> Given request:
Copy out every line that contains "screenshot".

> Exercise inputs:
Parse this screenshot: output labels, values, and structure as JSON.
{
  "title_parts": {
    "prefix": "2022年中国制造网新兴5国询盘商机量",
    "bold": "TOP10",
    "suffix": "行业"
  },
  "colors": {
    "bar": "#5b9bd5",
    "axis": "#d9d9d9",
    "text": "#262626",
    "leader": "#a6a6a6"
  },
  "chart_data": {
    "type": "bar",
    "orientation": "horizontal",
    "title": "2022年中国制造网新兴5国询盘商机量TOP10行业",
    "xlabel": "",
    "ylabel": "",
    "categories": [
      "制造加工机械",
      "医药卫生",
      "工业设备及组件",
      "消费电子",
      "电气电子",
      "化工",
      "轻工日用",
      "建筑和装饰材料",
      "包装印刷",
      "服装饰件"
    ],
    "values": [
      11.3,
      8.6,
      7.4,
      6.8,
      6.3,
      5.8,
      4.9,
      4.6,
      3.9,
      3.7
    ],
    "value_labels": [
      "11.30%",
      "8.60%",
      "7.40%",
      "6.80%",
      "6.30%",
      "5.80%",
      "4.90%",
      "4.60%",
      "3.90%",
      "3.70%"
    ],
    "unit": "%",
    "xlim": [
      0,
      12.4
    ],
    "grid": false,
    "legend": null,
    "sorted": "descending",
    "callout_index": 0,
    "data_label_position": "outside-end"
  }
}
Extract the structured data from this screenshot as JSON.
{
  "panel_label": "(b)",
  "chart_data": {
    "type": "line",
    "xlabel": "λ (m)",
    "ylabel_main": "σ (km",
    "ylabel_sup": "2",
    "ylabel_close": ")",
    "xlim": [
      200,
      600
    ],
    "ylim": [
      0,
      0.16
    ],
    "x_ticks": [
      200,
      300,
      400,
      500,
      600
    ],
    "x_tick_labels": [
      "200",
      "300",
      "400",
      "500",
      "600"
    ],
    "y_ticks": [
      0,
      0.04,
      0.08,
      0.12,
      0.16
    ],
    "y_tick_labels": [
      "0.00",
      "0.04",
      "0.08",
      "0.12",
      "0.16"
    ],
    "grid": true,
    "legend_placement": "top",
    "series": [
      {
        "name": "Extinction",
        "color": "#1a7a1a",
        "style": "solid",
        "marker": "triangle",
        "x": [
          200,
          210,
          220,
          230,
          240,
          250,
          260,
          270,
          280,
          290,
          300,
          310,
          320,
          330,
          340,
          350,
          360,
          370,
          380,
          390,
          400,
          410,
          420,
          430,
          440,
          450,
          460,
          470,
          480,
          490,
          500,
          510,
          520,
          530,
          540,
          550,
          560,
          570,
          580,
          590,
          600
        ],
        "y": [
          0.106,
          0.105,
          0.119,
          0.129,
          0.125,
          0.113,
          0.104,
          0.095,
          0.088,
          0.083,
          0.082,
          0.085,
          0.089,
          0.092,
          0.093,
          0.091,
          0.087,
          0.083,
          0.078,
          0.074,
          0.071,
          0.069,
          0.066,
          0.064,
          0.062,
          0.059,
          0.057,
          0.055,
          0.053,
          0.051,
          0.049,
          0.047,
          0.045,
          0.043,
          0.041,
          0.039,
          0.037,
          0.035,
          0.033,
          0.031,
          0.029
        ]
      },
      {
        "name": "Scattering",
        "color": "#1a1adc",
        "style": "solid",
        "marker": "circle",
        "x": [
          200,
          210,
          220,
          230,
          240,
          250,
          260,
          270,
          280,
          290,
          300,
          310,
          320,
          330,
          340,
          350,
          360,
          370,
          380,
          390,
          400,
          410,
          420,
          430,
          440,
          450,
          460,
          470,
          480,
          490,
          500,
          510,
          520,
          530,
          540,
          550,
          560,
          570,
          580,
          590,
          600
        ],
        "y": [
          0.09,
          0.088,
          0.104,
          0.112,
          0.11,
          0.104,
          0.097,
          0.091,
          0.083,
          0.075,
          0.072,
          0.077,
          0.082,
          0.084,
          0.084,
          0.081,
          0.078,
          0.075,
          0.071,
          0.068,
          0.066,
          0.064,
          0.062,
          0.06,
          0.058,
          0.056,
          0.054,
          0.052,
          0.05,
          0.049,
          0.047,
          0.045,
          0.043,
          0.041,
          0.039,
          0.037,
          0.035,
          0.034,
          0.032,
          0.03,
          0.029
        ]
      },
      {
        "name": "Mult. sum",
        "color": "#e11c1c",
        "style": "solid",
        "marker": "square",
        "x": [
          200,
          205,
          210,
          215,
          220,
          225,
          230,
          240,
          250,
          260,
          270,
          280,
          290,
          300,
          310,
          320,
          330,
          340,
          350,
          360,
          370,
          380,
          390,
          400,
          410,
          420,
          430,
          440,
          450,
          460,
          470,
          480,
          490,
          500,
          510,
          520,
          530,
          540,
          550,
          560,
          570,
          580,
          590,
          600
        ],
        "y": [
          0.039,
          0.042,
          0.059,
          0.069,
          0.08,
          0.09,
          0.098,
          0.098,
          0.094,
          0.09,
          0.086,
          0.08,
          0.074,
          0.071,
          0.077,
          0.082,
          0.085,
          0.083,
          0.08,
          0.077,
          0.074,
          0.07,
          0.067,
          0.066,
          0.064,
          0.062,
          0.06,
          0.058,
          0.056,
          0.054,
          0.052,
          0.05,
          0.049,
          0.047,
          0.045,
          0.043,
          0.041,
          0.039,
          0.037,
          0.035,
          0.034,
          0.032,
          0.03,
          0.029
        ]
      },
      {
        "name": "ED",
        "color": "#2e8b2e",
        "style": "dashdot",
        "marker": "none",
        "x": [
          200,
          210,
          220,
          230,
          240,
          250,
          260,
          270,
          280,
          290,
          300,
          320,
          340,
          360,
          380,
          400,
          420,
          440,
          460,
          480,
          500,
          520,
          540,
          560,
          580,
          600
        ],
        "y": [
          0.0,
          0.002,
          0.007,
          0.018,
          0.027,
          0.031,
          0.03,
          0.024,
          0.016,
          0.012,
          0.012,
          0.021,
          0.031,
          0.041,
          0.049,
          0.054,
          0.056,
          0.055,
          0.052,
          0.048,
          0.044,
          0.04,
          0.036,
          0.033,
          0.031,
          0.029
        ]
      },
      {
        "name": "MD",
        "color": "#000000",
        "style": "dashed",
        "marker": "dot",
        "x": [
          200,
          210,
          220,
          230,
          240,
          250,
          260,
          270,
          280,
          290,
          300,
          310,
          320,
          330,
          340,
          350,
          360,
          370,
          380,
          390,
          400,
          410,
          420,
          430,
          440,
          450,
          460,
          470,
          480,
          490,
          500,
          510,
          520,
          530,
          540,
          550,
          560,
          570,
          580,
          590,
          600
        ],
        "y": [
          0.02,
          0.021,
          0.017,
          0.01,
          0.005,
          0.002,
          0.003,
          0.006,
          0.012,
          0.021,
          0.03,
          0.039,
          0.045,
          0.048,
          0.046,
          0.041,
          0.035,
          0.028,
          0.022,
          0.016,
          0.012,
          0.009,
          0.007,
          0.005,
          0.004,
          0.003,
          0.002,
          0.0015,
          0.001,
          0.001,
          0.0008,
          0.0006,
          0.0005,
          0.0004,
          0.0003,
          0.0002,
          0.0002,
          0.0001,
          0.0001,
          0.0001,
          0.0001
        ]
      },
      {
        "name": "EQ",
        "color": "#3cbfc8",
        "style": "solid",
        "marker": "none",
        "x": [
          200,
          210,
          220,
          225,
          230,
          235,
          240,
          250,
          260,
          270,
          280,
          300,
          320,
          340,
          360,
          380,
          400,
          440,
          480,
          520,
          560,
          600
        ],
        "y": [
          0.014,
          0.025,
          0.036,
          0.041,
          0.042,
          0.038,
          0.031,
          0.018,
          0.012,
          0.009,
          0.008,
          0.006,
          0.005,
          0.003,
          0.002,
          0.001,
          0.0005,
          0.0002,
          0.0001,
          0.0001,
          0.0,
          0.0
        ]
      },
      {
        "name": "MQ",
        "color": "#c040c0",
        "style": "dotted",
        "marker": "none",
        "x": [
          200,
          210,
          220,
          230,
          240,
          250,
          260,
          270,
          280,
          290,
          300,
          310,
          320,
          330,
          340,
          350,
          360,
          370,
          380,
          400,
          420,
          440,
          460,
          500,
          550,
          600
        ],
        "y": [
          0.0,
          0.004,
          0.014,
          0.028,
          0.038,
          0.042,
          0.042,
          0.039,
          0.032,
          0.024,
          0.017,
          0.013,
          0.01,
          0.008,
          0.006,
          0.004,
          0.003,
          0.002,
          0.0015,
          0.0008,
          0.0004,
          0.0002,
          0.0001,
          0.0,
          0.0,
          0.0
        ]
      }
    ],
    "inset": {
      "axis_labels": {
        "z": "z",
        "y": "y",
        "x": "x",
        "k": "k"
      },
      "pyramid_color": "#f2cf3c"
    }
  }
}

> Finished answer:
Parse this screenshot: output labels, values, and structure as JSON.
Extract the structured data from this screenshot as JSON.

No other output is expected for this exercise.